**** ページ本文 ****
1975~2015年の世界200ヵ国における血圧値の動向を調べたところ、血圧高値の傾向は高所得国から低所得国へ移行したことが認められた。しかし、南アジア、サハラ以南アフリカ諸国の最貧集団では血圧高値の増加傾向はみられず、また中央・東欧諸国では血圧高値が継続していることが示された。世界200ヵ国の非感染性疾患(NCD)について調査を行っている科学者ネットワーク「NCD Risk Factor Collaboration」(NCD-RisC)が、1,479試験を基に分析し明らかにしたもので、Lancet誌オンライン版2016年11月15日号で発表した。
被験者総数1,910万例を階層ベイズモデルで分析
研究グループは、18歳以上について血圧を測定した1,479試験、被験者総数1,910万例のデータについて、階層ベイズモデルを用い、1975~2015年の世界の平均収縮期・拡張期血圧値と、200ヵ国における高血圧症の有病率を推定した。
高血圧症の定義としては、収縮期血圧140mmHg以上、拡張期血圧90mmHg以上とした。
2015年の世界の高血圧症有病率、男性24%、女性20%
その結果、2015年の年齢調整平均収縮期血圧は、男性が127.0mmHg(95%信頼区間[CI]:125.7~128.3)で、女性は122.3mmHg(同:121.0~123.6)、年齢調整平均拡張期血圧は、男性が78.7mmHg(同:77.9~79.5)、女性が76.7mmHg(同:75.9~77.6)だった。
2015年の世界の年齢調整高血圧症有病率は、男性が24.1%(同:21.4~27.1)、女性が20.1%(同:17.8~22.5)だった。
1975~2015年に、西欧・環太平洋の高所得国では平均収縮期・拡張期血圧値が大幅に低下していた。これらの国のいくつかは、1975年には血圧値が最も高かったが、2015年には最も低くなっていた。なお、収縮期血圧値の低下が最も大きかったのは、環太平洋の高所得国で、女性3.2mmHg(95%CI:2.4~3.9)、男性は2.4mmHg(同:1.6~3.1)低下が認められた。拡張期血圧については西欧の高所得地域で最も大きかった。
**** データ ****
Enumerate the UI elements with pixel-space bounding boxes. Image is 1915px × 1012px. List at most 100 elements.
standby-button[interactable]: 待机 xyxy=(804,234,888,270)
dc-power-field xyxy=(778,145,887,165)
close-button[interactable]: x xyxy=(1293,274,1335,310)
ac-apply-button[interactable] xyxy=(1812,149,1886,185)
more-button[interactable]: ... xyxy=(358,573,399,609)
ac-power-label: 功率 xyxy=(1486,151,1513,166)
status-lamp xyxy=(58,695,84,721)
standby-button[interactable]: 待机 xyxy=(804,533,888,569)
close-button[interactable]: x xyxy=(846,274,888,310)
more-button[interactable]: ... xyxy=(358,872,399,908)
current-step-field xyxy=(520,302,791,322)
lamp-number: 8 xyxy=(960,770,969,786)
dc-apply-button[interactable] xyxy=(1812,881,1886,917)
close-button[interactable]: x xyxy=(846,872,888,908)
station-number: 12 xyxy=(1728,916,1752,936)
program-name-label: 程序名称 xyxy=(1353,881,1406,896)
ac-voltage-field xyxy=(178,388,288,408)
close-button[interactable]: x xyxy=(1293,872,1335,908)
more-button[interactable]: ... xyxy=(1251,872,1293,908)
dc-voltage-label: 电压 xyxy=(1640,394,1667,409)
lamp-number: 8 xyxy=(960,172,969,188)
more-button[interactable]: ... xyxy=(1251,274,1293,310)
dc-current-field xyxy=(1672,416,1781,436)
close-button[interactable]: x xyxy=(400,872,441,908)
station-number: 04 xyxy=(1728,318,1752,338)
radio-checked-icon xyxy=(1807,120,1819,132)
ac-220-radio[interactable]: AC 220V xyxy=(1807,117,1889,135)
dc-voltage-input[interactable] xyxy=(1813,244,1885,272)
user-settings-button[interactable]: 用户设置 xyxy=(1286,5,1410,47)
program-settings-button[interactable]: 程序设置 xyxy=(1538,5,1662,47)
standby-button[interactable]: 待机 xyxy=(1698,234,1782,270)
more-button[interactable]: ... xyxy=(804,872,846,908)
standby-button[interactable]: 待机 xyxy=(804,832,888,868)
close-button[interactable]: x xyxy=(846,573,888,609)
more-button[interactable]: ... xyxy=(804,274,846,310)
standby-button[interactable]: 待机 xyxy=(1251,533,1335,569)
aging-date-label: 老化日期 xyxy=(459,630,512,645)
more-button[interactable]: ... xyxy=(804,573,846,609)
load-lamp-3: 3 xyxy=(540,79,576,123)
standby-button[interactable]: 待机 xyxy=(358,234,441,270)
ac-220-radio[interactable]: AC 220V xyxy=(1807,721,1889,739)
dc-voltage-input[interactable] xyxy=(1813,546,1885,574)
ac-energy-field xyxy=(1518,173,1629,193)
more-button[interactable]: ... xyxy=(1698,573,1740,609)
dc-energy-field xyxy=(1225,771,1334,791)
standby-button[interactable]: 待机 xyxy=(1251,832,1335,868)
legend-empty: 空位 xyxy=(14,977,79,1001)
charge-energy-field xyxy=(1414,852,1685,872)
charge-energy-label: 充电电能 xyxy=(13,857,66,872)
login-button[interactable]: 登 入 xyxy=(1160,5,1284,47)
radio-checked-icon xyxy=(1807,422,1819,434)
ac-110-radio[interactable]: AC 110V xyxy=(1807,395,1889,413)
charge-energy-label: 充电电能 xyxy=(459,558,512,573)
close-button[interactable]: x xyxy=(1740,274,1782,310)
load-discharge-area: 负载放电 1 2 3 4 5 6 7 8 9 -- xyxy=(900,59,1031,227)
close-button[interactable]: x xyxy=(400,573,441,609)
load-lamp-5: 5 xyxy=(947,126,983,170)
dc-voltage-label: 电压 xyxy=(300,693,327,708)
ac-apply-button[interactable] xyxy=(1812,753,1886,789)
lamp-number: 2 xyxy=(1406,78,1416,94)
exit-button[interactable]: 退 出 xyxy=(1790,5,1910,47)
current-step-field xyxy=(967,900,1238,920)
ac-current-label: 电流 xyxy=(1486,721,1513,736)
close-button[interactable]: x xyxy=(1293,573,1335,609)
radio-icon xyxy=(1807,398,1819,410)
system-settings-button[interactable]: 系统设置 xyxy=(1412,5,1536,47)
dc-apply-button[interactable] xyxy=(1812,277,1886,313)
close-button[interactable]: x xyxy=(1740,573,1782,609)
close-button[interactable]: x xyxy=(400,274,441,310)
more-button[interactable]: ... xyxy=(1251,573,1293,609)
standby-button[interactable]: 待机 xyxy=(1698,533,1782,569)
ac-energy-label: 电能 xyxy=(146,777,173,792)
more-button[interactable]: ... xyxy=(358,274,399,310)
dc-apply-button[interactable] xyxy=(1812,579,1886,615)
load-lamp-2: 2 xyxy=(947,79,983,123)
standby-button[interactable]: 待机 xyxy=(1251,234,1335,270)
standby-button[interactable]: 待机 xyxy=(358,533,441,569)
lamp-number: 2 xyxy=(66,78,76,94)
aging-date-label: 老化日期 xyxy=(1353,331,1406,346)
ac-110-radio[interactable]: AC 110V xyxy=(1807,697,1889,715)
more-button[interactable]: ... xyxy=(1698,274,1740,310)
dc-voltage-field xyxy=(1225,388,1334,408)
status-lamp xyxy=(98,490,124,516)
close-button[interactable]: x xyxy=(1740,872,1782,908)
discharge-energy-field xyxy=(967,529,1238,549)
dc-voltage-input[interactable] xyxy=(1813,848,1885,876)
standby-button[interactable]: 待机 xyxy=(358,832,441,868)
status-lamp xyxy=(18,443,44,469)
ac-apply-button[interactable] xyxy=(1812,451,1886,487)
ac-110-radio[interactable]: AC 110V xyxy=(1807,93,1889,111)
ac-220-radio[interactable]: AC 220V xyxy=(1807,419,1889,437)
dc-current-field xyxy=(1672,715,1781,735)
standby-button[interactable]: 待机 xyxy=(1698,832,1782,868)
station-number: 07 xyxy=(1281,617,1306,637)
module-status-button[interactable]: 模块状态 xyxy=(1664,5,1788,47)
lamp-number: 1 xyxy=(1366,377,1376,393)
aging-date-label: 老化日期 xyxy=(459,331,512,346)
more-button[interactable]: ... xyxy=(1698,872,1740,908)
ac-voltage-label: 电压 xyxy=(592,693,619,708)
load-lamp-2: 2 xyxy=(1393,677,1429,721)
****
取り組む問題:
(1) 本文について、次の問いに答えてください。
(a) 研究グループが分析したのは何件の試験で、被験者総数は何例か？
(b) 2015年の世界の年齢調整高血圧症有病率は、男女それぞれ何%か？
(c) 拡張期血圧の低下が最も大きかったのはどの地域か？
(2) 本文にある2015年の年齢調整平均血圧値は何か？ 信頼区間を除き、男女と収縮期・拡張期の別を添えてすべて挙げてください。
エントリは本文とは別の出典によるものです。

問題別の解答:
(1)
(a) 1,479試験、1,910万例
(b) 男性24.1%、女性20.1%
(c) 西欧の高所得地域

(2)
男性の収縮期血圧：127.0mmHg
女性の収縮期血圧：122.3mmHg
男性の拡張期血圧：78.7mmHg
女性の拡張期血圧：76.7mmHg